WHAT YOU SHOULD DO >> Collect every line in the items below that contains the string "header", and copy each one out.

DATA SUPPLIED >>
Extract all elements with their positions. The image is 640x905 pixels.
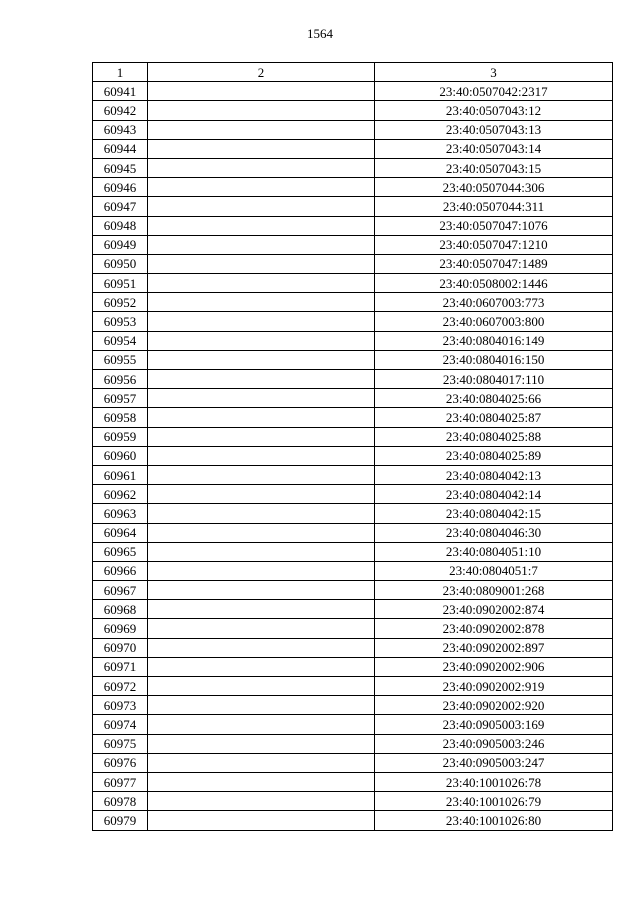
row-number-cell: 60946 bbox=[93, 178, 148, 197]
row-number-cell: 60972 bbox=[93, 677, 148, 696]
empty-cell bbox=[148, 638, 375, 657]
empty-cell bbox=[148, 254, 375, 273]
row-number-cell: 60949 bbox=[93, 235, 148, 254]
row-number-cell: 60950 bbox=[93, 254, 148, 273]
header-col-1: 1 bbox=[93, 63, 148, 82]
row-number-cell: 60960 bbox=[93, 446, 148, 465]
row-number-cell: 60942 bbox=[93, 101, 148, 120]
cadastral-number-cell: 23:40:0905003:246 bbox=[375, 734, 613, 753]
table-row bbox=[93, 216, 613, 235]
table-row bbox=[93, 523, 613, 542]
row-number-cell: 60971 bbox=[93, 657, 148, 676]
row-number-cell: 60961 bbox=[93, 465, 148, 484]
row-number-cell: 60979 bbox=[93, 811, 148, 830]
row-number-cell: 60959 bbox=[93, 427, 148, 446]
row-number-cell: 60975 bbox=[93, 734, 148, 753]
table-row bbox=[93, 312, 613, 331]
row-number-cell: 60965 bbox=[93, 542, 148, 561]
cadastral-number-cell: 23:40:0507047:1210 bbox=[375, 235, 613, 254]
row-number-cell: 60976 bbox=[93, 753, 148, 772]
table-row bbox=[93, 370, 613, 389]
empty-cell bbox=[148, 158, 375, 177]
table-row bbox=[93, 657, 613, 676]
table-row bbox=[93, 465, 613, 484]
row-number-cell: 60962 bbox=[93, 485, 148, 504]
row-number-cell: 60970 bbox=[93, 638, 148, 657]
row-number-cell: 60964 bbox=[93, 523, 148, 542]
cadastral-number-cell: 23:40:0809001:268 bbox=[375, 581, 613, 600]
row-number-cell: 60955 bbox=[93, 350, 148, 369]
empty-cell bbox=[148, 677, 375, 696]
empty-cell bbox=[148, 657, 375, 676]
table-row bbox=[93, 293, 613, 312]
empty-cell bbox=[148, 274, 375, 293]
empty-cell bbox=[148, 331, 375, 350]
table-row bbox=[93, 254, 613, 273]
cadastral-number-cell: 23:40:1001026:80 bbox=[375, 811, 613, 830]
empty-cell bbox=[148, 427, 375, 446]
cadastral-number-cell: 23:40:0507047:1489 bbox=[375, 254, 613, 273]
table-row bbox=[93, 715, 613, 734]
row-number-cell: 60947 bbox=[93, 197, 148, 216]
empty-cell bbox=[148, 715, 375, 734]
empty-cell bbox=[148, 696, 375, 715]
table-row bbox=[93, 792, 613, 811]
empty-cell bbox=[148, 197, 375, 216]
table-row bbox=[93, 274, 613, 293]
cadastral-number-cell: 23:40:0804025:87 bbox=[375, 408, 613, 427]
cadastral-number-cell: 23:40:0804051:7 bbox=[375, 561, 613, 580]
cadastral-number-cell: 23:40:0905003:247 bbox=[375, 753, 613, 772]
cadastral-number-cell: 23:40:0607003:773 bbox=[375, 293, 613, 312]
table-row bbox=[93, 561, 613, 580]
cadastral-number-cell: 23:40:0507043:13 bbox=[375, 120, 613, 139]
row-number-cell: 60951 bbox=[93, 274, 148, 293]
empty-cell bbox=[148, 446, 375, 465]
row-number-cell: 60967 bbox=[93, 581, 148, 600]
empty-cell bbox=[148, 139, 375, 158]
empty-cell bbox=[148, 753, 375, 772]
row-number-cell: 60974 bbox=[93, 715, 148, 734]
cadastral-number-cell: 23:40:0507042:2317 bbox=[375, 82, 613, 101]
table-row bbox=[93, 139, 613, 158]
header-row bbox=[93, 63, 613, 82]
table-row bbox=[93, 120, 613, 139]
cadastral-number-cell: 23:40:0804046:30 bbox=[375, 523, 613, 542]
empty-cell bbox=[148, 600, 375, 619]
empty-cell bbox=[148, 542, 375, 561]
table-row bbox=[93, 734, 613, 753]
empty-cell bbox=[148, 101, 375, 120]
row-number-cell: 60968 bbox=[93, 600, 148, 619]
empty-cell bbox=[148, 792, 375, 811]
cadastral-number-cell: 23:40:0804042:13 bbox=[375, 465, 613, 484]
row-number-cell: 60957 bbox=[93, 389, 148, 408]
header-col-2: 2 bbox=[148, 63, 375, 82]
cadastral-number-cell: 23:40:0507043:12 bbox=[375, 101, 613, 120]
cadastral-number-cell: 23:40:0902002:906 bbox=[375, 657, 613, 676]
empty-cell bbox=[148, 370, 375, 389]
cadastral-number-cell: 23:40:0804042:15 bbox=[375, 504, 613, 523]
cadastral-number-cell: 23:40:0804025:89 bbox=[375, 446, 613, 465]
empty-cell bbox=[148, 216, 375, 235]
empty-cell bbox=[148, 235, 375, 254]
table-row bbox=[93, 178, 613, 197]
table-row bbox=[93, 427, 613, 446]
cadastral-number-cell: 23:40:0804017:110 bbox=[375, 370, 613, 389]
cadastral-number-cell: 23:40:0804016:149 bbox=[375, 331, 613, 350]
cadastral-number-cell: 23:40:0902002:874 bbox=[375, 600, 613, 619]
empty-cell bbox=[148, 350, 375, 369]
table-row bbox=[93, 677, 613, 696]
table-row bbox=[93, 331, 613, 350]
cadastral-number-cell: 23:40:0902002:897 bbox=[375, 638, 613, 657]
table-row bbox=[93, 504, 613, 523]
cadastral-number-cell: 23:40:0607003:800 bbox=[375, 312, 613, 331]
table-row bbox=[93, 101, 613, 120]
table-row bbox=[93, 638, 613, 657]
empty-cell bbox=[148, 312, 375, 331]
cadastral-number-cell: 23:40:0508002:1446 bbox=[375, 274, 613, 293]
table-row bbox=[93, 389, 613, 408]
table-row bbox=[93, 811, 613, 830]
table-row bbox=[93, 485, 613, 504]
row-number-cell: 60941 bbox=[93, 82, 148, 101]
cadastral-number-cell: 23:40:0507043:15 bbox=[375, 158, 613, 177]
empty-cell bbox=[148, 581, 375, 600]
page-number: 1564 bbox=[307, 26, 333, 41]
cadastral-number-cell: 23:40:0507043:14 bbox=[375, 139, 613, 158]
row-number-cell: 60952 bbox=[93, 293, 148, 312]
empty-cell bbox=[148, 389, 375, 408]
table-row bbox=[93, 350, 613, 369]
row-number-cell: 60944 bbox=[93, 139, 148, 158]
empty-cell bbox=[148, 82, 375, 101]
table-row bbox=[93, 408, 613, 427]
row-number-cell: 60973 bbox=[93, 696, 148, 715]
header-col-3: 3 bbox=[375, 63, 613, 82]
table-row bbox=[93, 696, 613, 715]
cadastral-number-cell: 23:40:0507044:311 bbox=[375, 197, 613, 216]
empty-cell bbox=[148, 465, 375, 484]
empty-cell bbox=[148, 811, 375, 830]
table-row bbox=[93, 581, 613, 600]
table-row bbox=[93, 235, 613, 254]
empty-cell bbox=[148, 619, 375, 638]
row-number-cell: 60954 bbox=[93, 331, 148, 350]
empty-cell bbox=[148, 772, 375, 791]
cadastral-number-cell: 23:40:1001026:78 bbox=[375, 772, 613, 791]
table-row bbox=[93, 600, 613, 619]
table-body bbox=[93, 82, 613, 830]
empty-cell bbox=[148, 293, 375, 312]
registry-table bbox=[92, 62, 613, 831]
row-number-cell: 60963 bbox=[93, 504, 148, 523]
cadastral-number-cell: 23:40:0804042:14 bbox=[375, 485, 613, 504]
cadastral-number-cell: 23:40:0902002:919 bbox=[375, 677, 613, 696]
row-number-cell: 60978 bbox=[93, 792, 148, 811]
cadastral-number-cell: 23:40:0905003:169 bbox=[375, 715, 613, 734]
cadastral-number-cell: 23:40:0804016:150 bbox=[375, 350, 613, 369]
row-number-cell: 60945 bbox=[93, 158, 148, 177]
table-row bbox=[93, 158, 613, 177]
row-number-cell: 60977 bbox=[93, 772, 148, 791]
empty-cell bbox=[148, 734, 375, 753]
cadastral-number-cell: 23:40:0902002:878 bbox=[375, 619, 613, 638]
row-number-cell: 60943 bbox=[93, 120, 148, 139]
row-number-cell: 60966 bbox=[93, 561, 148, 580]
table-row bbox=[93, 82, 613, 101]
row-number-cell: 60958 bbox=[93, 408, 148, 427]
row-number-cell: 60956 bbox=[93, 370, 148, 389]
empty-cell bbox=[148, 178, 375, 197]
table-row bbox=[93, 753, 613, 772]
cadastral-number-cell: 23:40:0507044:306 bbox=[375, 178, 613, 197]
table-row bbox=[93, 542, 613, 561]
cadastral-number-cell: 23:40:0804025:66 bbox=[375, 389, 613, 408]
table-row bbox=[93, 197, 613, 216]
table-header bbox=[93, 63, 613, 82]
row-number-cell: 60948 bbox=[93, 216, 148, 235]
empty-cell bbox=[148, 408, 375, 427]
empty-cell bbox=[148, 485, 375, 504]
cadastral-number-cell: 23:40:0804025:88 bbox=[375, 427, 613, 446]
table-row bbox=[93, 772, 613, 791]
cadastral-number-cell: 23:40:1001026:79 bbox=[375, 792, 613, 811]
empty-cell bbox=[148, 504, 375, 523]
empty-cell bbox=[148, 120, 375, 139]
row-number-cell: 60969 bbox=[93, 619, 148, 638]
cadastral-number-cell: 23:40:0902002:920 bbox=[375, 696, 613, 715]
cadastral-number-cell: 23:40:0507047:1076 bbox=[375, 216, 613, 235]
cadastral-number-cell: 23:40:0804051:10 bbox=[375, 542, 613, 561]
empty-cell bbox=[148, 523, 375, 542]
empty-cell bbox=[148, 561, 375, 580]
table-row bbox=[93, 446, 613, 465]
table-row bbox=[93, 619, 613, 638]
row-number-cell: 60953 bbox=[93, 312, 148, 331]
--
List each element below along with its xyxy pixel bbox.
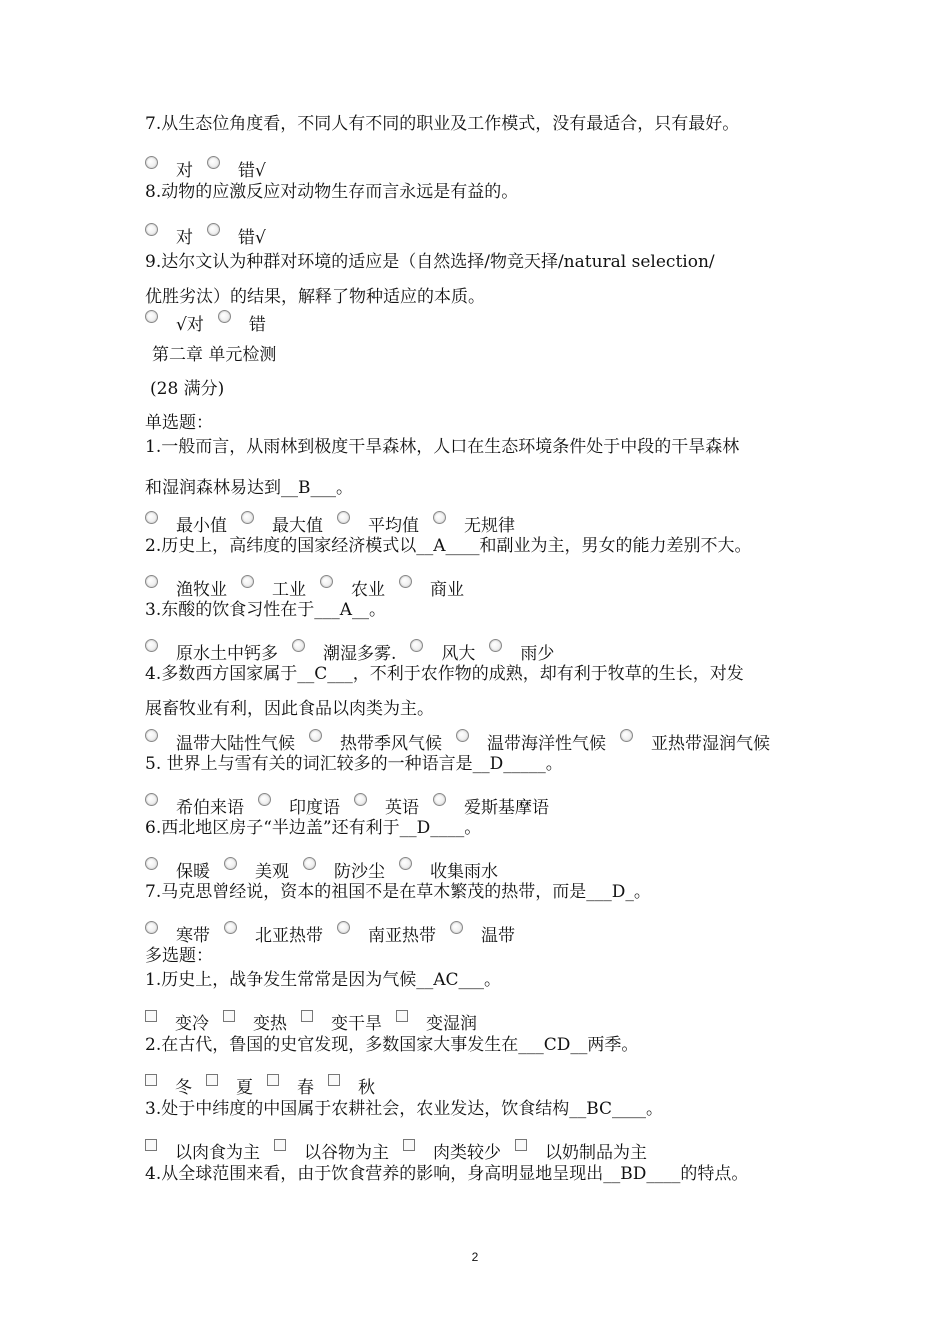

SOLUTION FOR THIS EXERCISE >>
header-col-1: 1 bbox=[93, 63, 148, 82]
header-row bbox=[93, 63, 613, 82]
header-col-2: 2 bbox=[148, 63, 375, 82]
header-col-3: 3 bbox=[375, 63, 613, 82]
table-header bbox=[93, 63, 613, 82]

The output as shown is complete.